PROMPT
Find the word "JSON" in the material below and gather every line that contains it.
=== RECORD EXTRACTS ===
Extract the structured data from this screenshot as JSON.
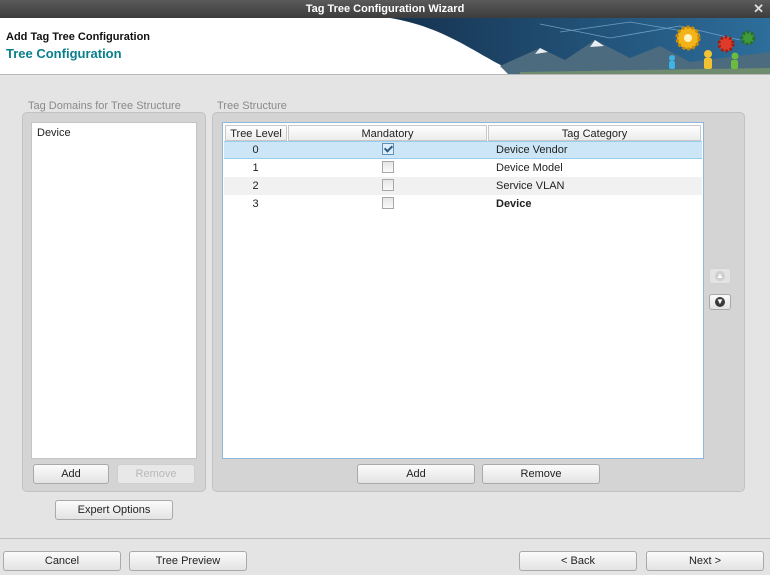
{
  "window": {
    "title": "Tag Tree Configuration Wizard",
    "close_glyph": "✕"
  },
  "header": {
    "subtitle": "Add Tag Tree Configuration",
    "title": "Tree Configuration"
  },
  "domains": {
    "label": "Tag Domains for Tree Structure",
    "items": [
      "Device"
    ],
    "add_label": "Add",
    "remove_label": "Remove"
  },
  "tree": {
    "label": "Tree Structure",
    "columns": [
      "Tree Level",
      "Mandatory",
      "Tag Category"
    ],
    "rows": [
      {
        "level": "0",
        "mandatory": true,
        "category": "Device Vendor",
        "selected": true,
        "bold": false
      },
      {
        "level": "1",
        "mandatory": false,
        "category": "Device Model",
        "selected": false,
        "bold": false
      },
      {
        "level": "2",
        "mandatory": false,
        "category": "Service VLAN",
        "selected": false,
        "bold": false
      },
      {
        "level": "3",
        "mandatory": false,
        "category": "Device",
        "selected": false,
        "bold": true
      }
    ],
    "add_label": "Add",
    "remove_label": "Remove",
    "move_up_icon": "arrow-up-circle-icon",
    "move_down_icon": "arrow-down-circle-icon"
  },
  "expert_options_label": "Expert Options",
  "footer": {
    "cancel_label": "Cancel",
    "preview_label": "Tree Preview",
    "back_label": "< Back",
    "next_label": "Next >"
  },
  "colors": {
    "accent": "#0a7f8c",
    "selection": "#cce6f7",
    "titlebar": "#4a4a4a"
  }
}
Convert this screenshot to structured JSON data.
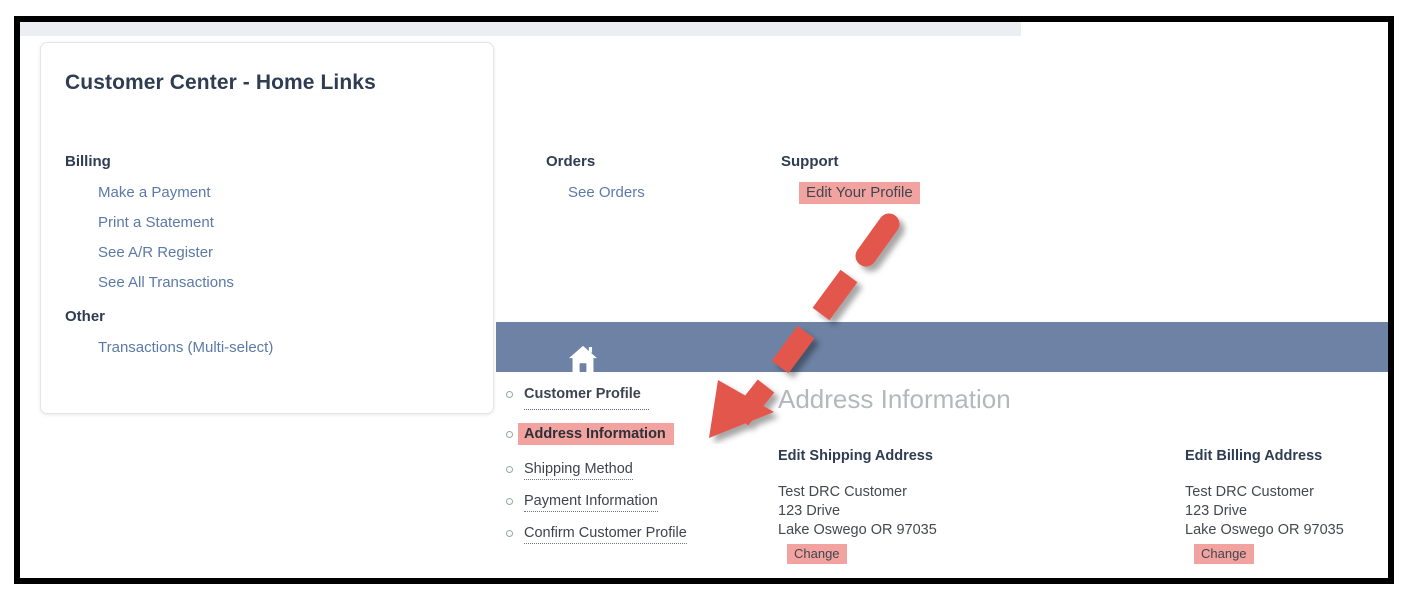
===
SOLVED PROBLEM
Extract the structured data from this screenshot as JSON.
Convert this screenshot to structured JSON data.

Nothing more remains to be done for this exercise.